**Task description:** Copy every entry word for word, but skip the pictures.

================================

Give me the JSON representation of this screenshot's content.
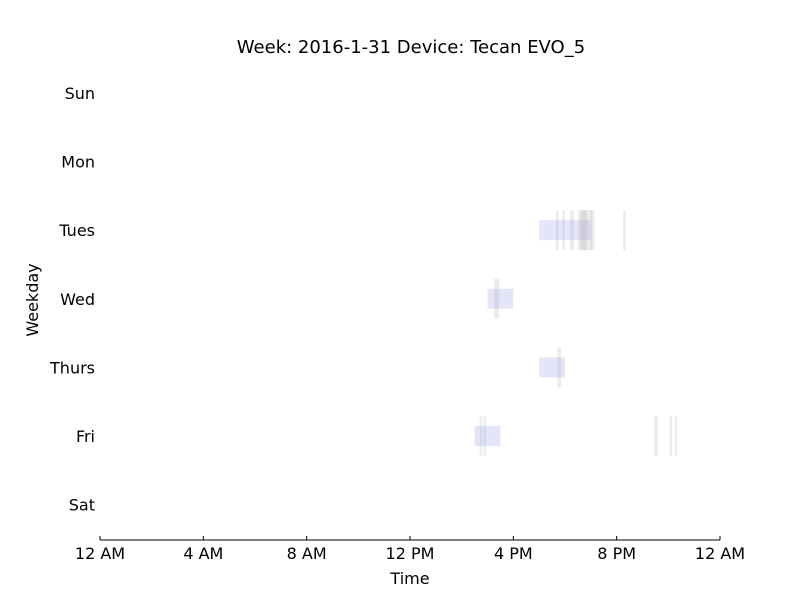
{
  "chart_data": {
    "type": "timeline",
    "title": "Week: 2016-1-31  Device: Tecan EVO_5",
    "xlabel": "Time",
    "ylabel": "Weekday",
    "xlim": [
      0,
      24
    ],
    "x_ticks": [
      {
        "value": 0,
        "label": "12 AM"
      },
      {
        "value": 4,
        "label": "4 AM"
      },
      {
        "value": 8,
        "label": "8 AM"
      },
      {
        "value": 12,
        "label": "12 PM"
      },
      {
        "value": 16,
        "label": "4 PM"
      },
      {
        "value": 20,
        "label": "8 PM"
      },
      {
        "value": 24,
        "label": "12 AM"
      }
    ],
    "days": [
      "Sun",
      "Mon",
      "Tues",
      "Wed",
      "Thurs",
      "Fri",
      "Sat"
    ],
    "grid": false,
    "colors": {
      "booking": "#e2e2fa",
      "usage": "#e8e8e8"
    },
    "bookings": [
      {
        "day": "Tues",
        "start": 17.0,
        "end": 19.0
      },
      {
        "day": "Wed",
        "start": 15.0,
        "end": 16.0
      },
      {
        "day": "Thurs",
        "start": 17.0,
        "end": 18.0
      },
      {
        "day": "Fri",
        "start": 14.5,
        "end": 15.5
      }
    ],
    "usage": [
      {
        "day": "Tues",
        "start": 17.65,
        "end": 17.75
      },
      {
        "day": "Tues",
        "start": 17.9,
        "end": 18.0
      },
      {
        "day": "Tues",
        "start": 18.2,
        "end": 18.35
      },
      {
        "day": "Tues",
        "start": 18.5,
        "end": 19.05
      },
      {
        "day": "Tues",
        "start": 18.6,
        "end": 18.85
      },
      {
        "day": "Tues",
        "start": 19.0,
        "end": 19.15
      },
      {
        "day": "Tues",
        "start": 20.25,
        "end": 20.35
      },
      {
        "day": "Wed",
        "start": 15.25,
        "end": 15.45
      },
      {
        "day": "Thurs",
        "start": 17.7,
        "end": 17.85
      },
      {
        "day": "Fri",
        "start": 14.7,
        "end": 14.8
      },
      {
        "day": "Fri",
        "start": 14.85,
        "end": 14.95
      },
      {
        "day": "Fri",
        "start": 21.45,
        "end": 21.6
      },
      {
        "day": "Fri",
        "start": 22.05,
        "end": 22.15
      },
      {
        "day": "Fri",
        "start": 22.25,
        "end": 22.35
      }
    ]
  }
}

================================

**Full solution:**
Give me the JSON representation of this screenshot's content.
{
  "chart_data": {
    "type": "timeline",
    "title": "Week: 2016-1-31  Device: Tecan EVO_5",
    "xlabel": "Time",
    "ylabel": "Weekday",
    "xlim": [
      0,
      24
    ],
    "x_ticks": [
      {
        "value": 0,
        "label": "12 AM"
      },
      {
        "value": 4,
        "label": "4 AM"
      },
      {
        "value": 8,
        "label": "8 AM"
      },
      {
        "value": 12,
        "label": "12 PM"
      },
      {
        "value": 16,
        "label": "4 PM"
      },
      {
        "value": 20,
        "label": "8 PM"
      },
      {
        "value": 24,
        "label": "12 AM"
      }
    ],
    "days": [
      "Sun",
      "Mon",
      "Tues",
      "Wed",
      "Thurs",
      "Fri",
      "Sat"
    ],
    "grid": false,
    "colors": {
      "booking": "#e2e2fa",
      "usage": "#e8e8e8"
    },
    "bookings": [
      {
        "day": "Tues",
        "start": 17.0,
        "end": 19.0
      },
      {
        "day": "Wed",
        "start": 15.0,
        "end": 16.0
      },
      {
        "day": "Thurs",
        "start": 17.0,
        "end": 18.0
      },
      {
        "day": "Fri",
        "start": 14.5,
        "end": 15.5
      }
    ],
    "usage": [
      {
        "day": "Tues",
        "start": 17.65,
        "end": 17.75
      },
      {
        "day": "Tues",
        "start": 17.9,
        "end": 18.0
      },
      {
        "day": "Tues",
        "start": 18.2,
        "end": 18.35
      },
      {
        "day": "Tues",
        "start": 18.5,
        "end": 19.05
      },
      {
        "day": "Tues",
        "start": 18.6,
        "end": 18.85
      },
      {
        "day": "Tues",
        "start": 19.0,
        "end": 19.15
      },
      {
        "day": "Tues",
        "start": 20.25,
        "end": 20.35
      },
      {
        "day": "Wed",
        "start": 15.25,
        "end": 15.45
      },
      {
        "day": "Thurs",
        "start": 17.7,
        "end": 17.85
      },
      {
        "day": "Fri",
        "start": 14.7,
        "end": 14.8
      },
      {
        "day": "Fri",
        "start": 14.85,
        "end": 14.95
      },
      {
        "day": "Fri",
        "start": 21.45,
        "end": 21.6
      },
      {
        "day": "Fri",
        "start": 22.05,
        "end": 22.15
      },
      {
        "day": "Fri",
        "start": 22.25,
        "end": 22.35
      }
    ]
  }
}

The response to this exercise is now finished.